- **Task description**
Only lines with the word "المنتجات" are needed; collect each of them from the listing below.
═══ Supplied records
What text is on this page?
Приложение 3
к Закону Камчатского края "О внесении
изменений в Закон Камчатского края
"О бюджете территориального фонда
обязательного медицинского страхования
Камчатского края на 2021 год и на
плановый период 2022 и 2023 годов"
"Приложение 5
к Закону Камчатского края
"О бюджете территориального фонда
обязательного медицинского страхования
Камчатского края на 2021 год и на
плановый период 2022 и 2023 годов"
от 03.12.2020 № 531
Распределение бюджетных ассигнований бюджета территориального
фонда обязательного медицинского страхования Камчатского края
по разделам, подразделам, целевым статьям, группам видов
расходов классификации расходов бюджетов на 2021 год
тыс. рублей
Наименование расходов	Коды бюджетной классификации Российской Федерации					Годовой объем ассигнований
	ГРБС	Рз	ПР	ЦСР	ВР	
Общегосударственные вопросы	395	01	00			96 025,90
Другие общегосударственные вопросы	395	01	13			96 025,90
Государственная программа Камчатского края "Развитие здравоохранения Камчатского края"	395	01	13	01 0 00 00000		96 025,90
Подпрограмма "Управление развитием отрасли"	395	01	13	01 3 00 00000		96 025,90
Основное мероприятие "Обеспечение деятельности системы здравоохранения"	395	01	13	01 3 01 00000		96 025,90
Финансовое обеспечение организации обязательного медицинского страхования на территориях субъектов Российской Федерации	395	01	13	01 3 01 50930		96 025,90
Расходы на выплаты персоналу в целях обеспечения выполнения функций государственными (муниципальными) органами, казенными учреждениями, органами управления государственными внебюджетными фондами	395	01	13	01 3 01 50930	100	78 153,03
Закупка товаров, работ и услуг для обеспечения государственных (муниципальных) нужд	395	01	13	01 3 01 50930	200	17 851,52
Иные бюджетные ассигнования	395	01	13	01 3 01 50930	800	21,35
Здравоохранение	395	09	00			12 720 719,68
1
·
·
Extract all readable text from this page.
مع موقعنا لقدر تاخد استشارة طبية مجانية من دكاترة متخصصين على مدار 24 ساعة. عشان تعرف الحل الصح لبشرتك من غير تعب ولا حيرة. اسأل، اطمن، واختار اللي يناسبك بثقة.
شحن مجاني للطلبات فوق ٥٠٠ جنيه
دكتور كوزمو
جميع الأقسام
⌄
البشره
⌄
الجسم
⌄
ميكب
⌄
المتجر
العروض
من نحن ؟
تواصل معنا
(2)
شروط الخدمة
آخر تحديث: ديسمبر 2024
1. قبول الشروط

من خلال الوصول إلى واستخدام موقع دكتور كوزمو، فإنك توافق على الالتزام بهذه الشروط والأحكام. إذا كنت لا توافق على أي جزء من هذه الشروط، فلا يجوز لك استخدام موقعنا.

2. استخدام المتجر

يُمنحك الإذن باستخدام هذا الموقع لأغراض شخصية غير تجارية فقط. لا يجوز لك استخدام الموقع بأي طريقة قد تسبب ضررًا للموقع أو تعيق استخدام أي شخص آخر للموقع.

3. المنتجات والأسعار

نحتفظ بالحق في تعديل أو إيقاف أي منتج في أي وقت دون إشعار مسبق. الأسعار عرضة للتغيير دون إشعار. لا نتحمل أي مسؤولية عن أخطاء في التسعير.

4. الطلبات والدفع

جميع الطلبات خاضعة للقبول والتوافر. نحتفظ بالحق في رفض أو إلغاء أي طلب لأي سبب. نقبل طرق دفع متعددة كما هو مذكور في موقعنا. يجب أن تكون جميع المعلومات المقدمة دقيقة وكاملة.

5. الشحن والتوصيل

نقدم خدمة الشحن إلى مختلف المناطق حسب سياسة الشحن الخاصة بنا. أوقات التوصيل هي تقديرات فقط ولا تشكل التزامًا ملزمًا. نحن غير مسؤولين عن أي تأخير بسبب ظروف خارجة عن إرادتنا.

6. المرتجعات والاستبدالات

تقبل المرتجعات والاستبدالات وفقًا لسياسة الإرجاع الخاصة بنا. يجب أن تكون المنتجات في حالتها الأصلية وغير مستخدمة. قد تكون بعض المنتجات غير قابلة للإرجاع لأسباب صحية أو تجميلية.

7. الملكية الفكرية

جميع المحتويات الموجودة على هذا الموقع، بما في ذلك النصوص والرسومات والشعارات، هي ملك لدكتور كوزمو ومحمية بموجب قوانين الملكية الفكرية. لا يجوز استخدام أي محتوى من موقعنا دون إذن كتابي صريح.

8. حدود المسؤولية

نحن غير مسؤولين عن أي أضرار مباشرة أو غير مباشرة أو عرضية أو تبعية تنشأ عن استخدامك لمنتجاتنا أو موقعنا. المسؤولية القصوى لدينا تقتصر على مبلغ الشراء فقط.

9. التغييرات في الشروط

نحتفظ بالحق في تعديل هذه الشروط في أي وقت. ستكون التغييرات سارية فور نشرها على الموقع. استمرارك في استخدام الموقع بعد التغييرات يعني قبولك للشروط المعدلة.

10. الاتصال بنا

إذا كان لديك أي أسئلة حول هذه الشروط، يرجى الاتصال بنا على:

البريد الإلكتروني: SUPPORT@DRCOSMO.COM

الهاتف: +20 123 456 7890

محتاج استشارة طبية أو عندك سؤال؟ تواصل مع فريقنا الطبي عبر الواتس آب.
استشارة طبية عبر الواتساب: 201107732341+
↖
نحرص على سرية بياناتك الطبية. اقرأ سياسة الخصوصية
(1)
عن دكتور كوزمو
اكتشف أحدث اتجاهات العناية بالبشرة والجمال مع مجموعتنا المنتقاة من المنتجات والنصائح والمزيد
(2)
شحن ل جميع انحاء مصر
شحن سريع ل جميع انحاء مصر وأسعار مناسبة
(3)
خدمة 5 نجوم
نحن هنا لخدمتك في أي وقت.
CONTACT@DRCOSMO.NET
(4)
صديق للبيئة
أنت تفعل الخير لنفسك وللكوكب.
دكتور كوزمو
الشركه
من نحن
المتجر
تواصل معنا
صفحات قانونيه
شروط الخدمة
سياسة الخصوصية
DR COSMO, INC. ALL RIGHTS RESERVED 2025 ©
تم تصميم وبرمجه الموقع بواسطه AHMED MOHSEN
══════
- **Response**
3. المنتجات والأسعار
تقبل المرتجعات والاستبدالات وفقًا لسياسة الإرجاع الخاصة بنا. يجب أن تكون المنتجات في حالتها الأصلية وغير مستخدمة. قد تكون بعض المنتجات غير قابلة للإرجاع لأسباب صحية أو تجميلية.
اكتشف أحدث اتجاهات العناية بالبشرة والجمال مع مجموعتنا المنتقاة من المنتجات والنصائح والمزيد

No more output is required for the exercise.